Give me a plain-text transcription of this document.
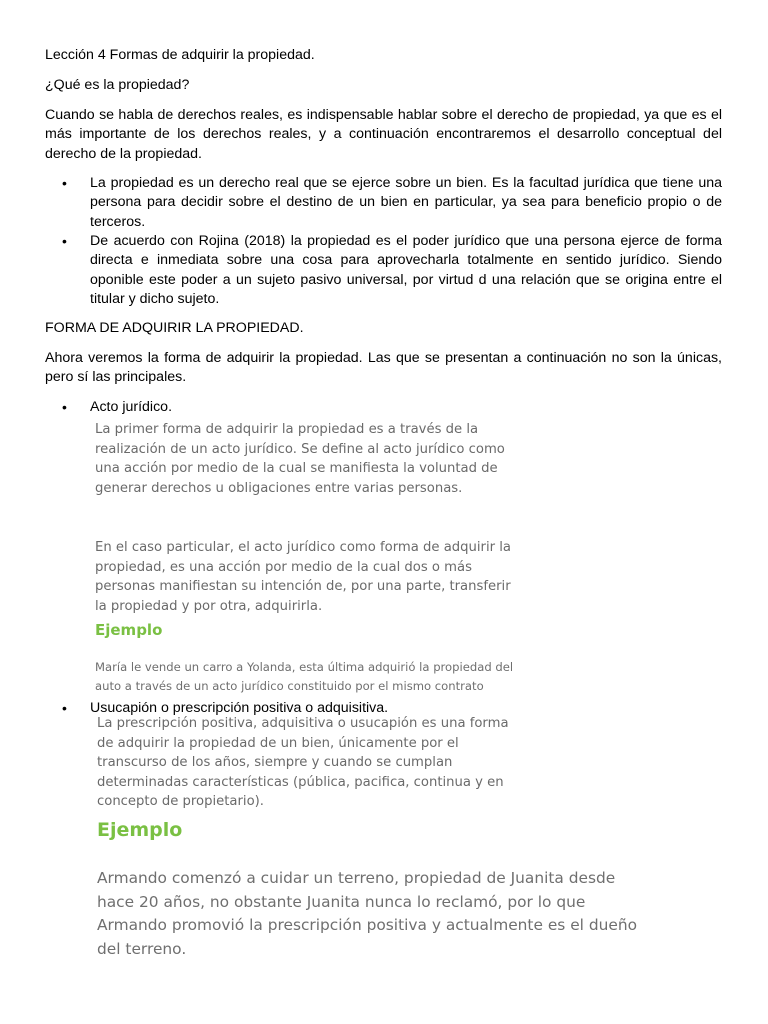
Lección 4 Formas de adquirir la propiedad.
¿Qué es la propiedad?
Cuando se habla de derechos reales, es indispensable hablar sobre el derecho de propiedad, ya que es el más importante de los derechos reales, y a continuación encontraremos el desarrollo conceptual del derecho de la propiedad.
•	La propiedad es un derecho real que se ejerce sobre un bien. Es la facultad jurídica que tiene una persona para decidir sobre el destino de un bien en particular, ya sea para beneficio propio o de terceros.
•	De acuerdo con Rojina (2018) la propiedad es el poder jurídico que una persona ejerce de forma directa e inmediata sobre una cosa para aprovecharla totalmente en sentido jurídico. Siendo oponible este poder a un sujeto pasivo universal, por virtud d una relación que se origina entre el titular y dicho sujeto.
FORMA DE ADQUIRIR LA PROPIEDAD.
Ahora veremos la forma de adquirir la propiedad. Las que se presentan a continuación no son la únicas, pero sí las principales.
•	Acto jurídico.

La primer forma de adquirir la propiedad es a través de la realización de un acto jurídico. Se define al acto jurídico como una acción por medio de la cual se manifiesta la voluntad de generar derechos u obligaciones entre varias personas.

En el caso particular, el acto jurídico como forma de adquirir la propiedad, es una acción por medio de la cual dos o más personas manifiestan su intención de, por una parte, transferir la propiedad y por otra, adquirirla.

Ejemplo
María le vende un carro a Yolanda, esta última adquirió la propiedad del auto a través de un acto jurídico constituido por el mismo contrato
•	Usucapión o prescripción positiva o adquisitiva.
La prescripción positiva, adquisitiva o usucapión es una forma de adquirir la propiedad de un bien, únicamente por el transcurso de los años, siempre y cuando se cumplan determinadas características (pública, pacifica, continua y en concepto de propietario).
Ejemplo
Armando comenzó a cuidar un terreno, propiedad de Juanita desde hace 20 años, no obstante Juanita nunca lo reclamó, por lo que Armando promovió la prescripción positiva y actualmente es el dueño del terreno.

★ ★ ★ ★

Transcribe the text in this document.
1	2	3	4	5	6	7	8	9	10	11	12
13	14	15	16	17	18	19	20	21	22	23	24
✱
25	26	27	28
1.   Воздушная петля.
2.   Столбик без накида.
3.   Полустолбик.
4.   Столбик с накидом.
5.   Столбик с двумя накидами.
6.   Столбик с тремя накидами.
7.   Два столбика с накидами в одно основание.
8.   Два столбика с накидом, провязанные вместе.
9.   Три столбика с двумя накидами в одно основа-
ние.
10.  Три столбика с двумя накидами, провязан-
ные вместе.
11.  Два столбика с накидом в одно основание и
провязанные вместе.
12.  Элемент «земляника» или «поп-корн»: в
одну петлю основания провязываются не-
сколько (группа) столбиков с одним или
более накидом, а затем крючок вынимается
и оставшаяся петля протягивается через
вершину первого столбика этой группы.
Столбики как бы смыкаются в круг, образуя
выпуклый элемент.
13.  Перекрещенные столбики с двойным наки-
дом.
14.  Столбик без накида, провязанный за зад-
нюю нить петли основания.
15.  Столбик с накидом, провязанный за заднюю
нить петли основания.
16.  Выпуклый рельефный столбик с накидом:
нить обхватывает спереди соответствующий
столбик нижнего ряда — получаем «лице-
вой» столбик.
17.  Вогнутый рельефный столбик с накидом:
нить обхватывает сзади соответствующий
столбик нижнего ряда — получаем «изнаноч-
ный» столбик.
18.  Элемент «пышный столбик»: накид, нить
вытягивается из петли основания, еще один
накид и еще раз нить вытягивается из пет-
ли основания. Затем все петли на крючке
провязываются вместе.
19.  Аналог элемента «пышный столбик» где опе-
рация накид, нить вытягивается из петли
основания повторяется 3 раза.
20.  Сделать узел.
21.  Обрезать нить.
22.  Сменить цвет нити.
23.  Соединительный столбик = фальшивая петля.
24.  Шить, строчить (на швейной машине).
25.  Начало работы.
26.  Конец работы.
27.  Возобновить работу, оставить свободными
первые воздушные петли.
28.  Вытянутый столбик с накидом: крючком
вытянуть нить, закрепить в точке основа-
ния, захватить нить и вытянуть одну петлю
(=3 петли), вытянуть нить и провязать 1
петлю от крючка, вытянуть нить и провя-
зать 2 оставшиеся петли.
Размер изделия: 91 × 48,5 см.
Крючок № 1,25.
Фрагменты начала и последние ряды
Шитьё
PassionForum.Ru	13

★ ★ ★ ★

→ **Objective**: Make a copy of each line that contains the string "провязанный".

→ **Written answer**:
14.  Столбик без накида, провязанный за зад-
15.  Столбик с накидом, провязанный за заднюю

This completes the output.